• EXTRACTO DEL DOCUMENTO:
★ ★ ★ ★
Luis Arce Gómez desprecia a sus camaradas. Los militares nunca le cayeron bien, cuenta con mala cara y suele referirse a ellos así: “Faustino Rico Toro (coronel eternamente presidenciable), ¿lo ha conocido usted? Tenía cara de indio. Yo le decía: cómo puedes tú despreciar a los indios ¿acaso no te has visto al espejo?”. La esposa de éste era “fea”, lo mismo que la esposa de Luis García Meza, más que fea. “Los feos se juntan con los feos”, sentencia. Pero además cuenta que su esposa no podía ver a García Meza por nada del mundo –tampoco él–, porque “era un ordinario, malhablado…, un cholo”. Y a la mujer de otro general, bajita y morocha, más generala que su marido, le dice “imilla”. Luego aclara –casi como disculpándose– que no se refiere al color de piel sino a la actitud. Ese gesto, tan de su abuela Gertrudis, habría de repetirlo él varias veces en su vida.
Pero si el desprecio de Arce Gómez hacia sus camaradas era tal, el asunto era recíproco.
El Loco 
— “Luis Arce Gómez”, digo.
— “¡Pfff… !”, exclaman sus camaradas, como si de pronto se hubiese soltado un mal olor. 
Eso a él le importa poco. Reconoce que en el Ejército lo consideraban indisciplinado, rebelde, respondón –“un mal militar”–, y tampoco le tenían mayor aprecio. ¿Por qué? “Porque tenía plata, pues”, responde él con sorna.
★ ★ ★ ★
• DATOS PROPORCIONADOS:
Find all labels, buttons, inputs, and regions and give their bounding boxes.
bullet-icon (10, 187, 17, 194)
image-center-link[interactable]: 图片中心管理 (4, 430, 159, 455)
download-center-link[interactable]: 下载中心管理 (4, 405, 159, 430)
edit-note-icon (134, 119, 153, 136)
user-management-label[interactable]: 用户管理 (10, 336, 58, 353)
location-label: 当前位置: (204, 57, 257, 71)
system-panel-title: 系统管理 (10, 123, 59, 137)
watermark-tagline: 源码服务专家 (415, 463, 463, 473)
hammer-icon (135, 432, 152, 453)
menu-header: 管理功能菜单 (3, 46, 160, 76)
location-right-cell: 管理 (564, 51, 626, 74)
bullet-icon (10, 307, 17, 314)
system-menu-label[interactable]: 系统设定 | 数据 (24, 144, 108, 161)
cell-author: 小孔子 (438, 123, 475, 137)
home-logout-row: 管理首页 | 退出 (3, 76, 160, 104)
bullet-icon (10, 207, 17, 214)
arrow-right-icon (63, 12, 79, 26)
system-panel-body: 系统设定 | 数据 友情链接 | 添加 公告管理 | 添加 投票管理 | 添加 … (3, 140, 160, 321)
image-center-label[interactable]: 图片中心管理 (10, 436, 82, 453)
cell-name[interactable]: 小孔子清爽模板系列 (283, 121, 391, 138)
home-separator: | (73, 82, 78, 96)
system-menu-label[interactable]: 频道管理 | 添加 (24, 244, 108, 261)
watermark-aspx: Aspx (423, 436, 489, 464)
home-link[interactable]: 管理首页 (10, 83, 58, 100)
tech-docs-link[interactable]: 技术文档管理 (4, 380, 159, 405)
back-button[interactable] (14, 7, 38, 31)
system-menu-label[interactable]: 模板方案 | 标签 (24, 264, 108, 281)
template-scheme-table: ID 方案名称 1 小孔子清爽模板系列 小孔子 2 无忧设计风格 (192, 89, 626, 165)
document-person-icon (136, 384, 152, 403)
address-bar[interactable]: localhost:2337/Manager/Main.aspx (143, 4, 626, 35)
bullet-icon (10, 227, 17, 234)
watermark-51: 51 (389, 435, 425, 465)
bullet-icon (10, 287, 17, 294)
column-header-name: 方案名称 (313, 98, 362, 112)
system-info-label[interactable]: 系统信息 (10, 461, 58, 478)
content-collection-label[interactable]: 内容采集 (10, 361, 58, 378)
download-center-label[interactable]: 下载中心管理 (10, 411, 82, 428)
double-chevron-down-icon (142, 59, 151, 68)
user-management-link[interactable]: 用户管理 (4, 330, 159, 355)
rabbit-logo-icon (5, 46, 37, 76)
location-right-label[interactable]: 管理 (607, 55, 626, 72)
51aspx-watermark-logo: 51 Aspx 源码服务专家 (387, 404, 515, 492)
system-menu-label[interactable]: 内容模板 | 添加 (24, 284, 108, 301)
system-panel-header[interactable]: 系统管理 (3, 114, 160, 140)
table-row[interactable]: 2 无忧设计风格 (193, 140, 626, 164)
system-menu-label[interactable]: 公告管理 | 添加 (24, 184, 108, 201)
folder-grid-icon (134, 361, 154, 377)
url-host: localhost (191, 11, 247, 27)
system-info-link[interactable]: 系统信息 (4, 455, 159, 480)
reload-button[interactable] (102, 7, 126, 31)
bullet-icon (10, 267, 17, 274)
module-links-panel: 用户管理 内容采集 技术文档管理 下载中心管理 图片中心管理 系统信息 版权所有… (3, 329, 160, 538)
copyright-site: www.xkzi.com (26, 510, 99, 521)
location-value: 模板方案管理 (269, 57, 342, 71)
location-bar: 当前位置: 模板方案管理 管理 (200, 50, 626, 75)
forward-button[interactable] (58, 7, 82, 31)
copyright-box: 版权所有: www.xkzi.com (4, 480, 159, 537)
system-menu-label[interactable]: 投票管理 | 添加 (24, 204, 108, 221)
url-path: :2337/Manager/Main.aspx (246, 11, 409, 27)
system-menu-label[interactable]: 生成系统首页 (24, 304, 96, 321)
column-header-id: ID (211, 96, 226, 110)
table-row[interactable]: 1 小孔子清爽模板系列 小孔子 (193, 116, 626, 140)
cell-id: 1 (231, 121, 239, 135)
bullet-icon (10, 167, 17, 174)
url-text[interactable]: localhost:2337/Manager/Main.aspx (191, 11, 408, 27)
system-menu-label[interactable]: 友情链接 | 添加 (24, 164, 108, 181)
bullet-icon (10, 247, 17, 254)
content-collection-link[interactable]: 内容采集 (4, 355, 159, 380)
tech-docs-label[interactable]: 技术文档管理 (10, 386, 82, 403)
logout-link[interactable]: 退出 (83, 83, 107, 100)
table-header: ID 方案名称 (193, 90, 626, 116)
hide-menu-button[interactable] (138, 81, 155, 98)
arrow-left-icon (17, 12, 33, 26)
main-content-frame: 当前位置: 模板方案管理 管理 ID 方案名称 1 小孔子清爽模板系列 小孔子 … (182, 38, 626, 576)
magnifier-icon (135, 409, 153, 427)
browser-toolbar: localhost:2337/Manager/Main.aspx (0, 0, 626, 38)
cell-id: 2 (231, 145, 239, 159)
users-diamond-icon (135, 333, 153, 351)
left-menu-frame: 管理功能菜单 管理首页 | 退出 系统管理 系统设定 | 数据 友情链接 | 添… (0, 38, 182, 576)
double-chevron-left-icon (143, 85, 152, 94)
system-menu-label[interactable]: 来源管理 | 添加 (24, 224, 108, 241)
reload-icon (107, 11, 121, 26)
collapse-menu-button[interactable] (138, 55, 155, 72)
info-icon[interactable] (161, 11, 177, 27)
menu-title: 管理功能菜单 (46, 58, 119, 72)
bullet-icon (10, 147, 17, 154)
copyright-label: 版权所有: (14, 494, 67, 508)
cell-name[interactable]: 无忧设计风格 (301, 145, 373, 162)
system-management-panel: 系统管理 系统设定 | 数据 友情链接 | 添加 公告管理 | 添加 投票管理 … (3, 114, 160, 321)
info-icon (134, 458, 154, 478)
★ ★ ★ ★
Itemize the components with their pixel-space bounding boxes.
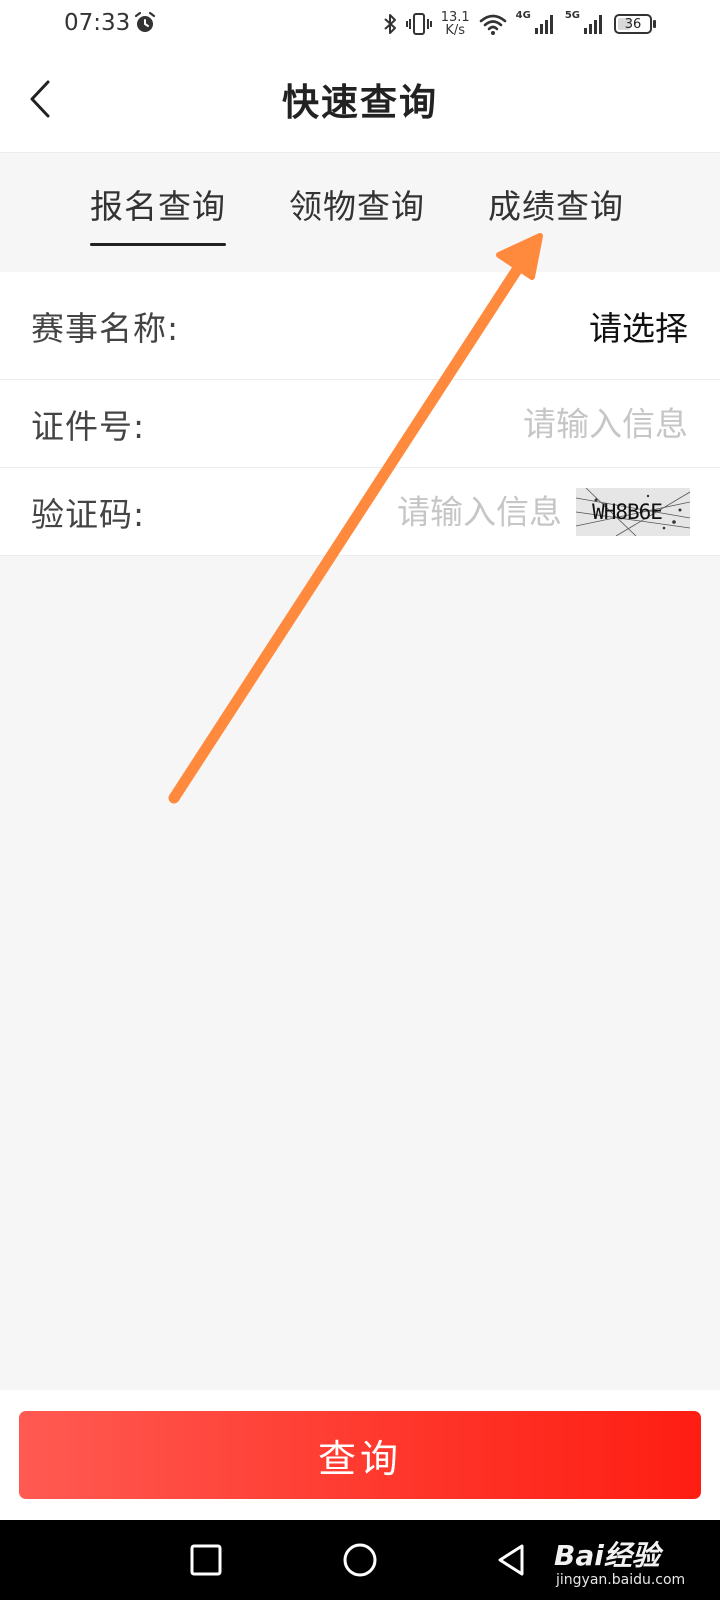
★ ★ ★ ★
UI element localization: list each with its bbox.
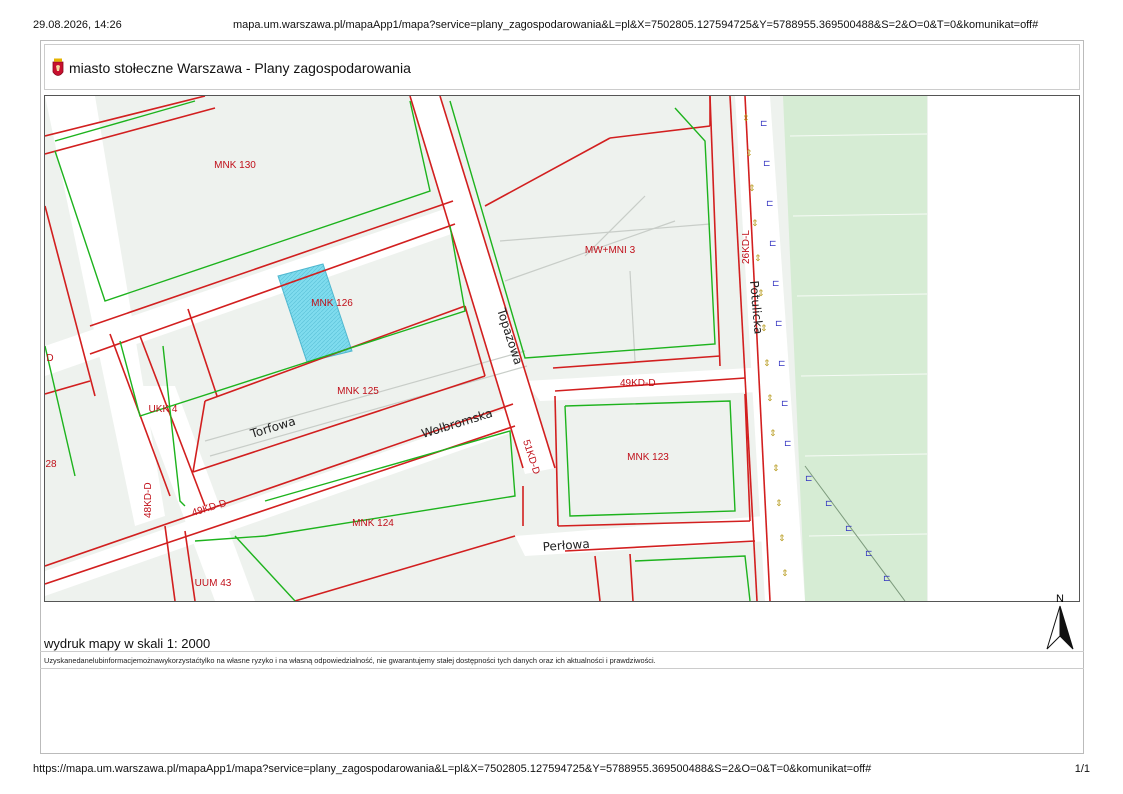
★ ★ ★ ★
• TAREAS:
1/ Resume en dos oraciones el fragmento sobre Luis Arce Gómez.
2/ Según el fragmento sobre Luis Arce Gómez, indica a qué atribuye él que en el Ejército no le tuvieran mayor aprecio.

• RESPUESTAS POR TAREA:
1/ Luis Arce Gómez desprecia a sus camaradas militares y se refiere a ellos y a sus esposas con calificativos como "fea", "cholo" o "imilla". El desprecio era recíproco: en el Ejército lo consideraban indisciplinado, rebelde y respondón, y él atribuye esa falta de aprecio a que tenía plata.

2/ A que tenía plata.